• TO BE DONE
Look for "panel" in the listing below. Gather each line that contains it.

--- START OF MATERIAL PROVIDED ---

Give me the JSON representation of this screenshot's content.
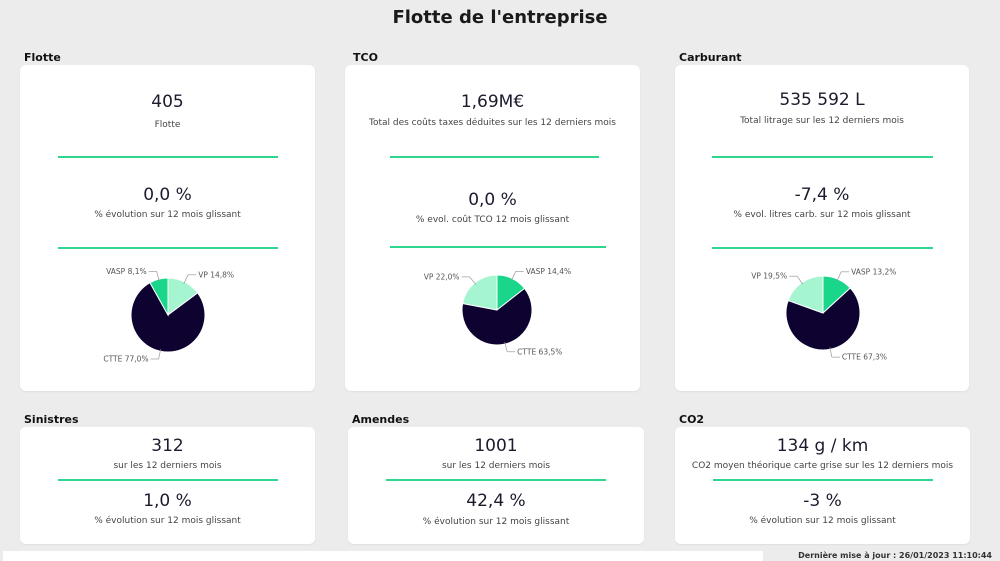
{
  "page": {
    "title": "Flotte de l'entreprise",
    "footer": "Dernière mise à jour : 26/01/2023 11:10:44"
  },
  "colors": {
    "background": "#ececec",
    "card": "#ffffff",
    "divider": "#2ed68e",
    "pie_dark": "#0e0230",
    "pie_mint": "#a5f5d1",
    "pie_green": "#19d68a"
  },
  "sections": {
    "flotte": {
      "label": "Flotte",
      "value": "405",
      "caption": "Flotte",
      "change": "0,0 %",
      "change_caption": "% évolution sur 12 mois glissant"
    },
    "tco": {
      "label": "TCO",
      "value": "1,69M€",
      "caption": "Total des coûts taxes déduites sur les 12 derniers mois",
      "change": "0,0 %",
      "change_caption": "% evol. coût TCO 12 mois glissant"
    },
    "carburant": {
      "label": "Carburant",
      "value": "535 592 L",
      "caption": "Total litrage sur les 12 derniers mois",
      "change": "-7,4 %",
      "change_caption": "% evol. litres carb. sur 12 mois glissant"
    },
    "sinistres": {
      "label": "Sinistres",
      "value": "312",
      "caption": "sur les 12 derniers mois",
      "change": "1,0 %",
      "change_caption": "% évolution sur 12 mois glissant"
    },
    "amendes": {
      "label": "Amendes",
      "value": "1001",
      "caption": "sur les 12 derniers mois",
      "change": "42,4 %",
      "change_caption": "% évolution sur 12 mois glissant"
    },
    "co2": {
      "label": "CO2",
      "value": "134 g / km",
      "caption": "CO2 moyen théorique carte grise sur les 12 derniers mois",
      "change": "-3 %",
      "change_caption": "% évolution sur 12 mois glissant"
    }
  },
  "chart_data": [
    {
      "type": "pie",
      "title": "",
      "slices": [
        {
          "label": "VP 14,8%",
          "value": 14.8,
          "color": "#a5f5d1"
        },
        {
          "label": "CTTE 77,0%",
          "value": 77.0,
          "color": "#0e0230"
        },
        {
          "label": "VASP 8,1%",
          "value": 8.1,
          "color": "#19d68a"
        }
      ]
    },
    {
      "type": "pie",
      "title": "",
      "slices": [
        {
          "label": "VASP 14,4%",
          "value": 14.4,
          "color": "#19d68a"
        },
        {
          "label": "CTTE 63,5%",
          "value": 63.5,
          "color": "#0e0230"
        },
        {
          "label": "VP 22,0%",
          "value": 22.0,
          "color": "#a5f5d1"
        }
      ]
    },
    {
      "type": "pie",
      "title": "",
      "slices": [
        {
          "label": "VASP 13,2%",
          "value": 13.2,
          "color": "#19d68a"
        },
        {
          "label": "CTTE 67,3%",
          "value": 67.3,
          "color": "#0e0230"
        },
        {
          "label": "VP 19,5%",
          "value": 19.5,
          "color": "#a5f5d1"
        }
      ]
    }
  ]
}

--- END OF MATERIAL PROVIDED ---
--- START OF MATERIAL PROVIDED ---

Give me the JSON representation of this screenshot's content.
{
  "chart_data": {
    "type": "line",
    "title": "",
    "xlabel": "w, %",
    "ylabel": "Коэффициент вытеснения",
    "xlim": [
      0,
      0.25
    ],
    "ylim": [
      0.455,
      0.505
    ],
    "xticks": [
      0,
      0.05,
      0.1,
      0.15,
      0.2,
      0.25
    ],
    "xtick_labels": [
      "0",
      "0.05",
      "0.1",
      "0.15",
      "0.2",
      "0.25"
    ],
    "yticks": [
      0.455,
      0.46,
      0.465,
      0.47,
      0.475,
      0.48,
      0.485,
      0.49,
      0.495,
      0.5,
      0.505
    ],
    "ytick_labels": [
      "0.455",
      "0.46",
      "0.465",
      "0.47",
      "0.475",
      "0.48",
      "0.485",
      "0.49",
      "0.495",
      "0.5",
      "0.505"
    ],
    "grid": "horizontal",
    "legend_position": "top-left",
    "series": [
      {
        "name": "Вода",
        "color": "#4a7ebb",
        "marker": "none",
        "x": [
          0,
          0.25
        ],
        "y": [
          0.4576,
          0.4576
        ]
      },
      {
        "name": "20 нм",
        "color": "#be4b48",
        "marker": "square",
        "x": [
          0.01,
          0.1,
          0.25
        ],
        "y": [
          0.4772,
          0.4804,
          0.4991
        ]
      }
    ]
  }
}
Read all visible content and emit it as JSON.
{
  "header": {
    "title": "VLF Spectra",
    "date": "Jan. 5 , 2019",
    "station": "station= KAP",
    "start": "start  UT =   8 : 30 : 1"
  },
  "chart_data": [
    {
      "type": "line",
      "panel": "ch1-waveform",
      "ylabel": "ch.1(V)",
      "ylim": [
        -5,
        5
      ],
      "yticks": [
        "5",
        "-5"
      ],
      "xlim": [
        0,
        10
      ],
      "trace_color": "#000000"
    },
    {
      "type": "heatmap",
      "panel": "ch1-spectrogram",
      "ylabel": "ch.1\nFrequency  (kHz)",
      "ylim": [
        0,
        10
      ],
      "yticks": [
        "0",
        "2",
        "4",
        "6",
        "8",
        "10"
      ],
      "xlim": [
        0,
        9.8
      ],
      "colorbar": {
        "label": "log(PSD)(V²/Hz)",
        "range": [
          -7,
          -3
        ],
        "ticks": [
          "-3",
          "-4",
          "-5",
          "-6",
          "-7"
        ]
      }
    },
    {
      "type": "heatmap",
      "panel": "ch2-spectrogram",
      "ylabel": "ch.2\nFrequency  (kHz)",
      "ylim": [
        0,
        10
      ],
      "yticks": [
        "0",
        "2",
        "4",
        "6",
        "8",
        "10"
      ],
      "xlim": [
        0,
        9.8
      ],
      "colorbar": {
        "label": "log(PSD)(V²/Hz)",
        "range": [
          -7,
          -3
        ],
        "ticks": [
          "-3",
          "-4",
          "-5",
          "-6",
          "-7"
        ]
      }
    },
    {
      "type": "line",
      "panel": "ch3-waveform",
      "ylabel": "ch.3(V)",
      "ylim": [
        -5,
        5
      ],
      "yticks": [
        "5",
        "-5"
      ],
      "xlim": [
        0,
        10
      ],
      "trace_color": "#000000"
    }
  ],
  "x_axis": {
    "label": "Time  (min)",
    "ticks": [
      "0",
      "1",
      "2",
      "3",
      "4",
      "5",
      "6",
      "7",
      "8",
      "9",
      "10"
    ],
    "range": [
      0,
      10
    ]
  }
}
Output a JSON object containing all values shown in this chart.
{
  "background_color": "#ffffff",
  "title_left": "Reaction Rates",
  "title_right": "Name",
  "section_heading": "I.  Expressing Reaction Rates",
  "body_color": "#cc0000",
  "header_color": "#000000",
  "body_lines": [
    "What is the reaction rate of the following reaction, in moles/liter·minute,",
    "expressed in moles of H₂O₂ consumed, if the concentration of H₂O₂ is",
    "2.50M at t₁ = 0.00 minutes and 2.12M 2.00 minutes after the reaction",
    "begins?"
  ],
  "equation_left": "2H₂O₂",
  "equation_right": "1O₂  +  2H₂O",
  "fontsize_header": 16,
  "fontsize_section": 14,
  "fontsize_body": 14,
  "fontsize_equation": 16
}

--- END OF MATERIAL PROVIDED ---
--- START OF MATERIAL PROVIDED ---

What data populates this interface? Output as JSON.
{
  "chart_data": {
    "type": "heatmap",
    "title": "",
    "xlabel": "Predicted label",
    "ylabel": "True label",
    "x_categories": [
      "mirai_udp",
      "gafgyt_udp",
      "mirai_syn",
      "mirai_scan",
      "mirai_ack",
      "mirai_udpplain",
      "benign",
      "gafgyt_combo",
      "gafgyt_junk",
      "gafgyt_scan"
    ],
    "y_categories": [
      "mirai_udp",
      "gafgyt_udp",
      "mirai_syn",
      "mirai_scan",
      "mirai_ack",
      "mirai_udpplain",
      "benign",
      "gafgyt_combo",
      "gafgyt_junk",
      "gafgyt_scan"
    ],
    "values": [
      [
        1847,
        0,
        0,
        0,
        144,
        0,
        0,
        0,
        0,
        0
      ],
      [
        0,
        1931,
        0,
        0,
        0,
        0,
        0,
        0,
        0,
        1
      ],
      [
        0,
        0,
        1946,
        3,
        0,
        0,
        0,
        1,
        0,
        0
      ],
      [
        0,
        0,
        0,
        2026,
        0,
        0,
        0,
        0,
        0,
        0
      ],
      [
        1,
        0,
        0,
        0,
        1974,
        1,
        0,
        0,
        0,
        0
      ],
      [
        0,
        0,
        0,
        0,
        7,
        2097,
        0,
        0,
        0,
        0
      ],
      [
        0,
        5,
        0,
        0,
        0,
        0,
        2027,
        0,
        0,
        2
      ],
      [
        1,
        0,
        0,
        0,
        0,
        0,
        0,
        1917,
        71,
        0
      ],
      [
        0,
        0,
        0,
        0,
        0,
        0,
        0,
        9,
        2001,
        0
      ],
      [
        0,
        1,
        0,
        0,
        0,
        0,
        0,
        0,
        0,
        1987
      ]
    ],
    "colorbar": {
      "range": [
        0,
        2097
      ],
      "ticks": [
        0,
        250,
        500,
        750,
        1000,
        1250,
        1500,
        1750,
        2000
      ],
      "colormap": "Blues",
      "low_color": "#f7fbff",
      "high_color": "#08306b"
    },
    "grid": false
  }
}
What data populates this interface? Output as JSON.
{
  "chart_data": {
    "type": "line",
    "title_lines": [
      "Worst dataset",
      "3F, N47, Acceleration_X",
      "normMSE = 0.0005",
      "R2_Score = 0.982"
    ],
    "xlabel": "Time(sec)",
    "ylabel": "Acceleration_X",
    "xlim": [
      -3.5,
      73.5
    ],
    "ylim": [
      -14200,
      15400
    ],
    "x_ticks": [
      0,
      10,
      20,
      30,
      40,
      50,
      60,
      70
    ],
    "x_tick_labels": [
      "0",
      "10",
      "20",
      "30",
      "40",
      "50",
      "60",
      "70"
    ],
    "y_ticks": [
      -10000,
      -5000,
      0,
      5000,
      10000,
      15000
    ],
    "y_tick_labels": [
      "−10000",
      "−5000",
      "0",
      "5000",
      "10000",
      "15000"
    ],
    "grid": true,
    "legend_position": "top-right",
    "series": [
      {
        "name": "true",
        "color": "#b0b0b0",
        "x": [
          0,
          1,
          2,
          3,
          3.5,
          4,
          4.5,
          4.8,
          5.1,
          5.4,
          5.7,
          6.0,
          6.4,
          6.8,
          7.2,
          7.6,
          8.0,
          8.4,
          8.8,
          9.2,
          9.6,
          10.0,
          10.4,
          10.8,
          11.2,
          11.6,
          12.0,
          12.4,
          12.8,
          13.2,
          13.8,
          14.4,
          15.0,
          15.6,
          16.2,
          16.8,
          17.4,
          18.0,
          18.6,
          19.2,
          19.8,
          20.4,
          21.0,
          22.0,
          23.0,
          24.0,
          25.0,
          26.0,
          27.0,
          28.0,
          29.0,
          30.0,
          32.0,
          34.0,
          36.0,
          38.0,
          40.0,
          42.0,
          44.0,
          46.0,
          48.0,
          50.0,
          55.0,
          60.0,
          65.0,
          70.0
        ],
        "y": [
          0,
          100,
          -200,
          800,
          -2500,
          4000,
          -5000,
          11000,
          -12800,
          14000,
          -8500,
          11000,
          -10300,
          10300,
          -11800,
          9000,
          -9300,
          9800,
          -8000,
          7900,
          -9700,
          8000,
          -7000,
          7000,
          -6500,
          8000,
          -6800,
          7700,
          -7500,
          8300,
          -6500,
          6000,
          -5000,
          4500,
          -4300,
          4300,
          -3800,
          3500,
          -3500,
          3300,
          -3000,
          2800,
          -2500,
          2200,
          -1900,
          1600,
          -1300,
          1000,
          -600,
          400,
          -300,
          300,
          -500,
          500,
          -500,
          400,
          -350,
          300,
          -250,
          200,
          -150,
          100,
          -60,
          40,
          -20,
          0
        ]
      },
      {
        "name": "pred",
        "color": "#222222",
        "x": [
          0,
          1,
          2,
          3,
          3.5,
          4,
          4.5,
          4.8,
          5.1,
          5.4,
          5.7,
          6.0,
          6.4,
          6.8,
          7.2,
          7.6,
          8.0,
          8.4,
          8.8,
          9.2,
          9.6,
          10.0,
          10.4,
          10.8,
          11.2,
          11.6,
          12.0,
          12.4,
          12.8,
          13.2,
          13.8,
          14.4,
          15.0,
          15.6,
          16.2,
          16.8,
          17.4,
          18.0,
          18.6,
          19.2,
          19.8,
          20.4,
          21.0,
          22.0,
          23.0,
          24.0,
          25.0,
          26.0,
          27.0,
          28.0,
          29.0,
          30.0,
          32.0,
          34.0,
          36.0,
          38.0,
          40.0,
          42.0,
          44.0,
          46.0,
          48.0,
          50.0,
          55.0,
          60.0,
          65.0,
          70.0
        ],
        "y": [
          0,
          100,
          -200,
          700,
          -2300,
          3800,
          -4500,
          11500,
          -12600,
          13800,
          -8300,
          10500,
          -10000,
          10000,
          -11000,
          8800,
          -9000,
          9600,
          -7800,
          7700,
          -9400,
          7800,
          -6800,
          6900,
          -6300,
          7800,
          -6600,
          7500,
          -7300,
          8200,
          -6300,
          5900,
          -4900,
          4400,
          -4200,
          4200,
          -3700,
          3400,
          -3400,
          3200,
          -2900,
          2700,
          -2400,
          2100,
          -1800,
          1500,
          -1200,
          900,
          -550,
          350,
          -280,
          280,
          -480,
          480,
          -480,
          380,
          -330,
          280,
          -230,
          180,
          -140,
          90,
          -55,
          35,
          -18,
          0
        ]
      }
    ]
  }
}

--- END OF MATERIAL PROVIDED ---

• RESPONSE BELOW
      "panel": "ch1-waveform",
      "panel": "ch1-spectrogram",
      "panel": "ch2-spectrogram",
      "panel": "ch3-waveform",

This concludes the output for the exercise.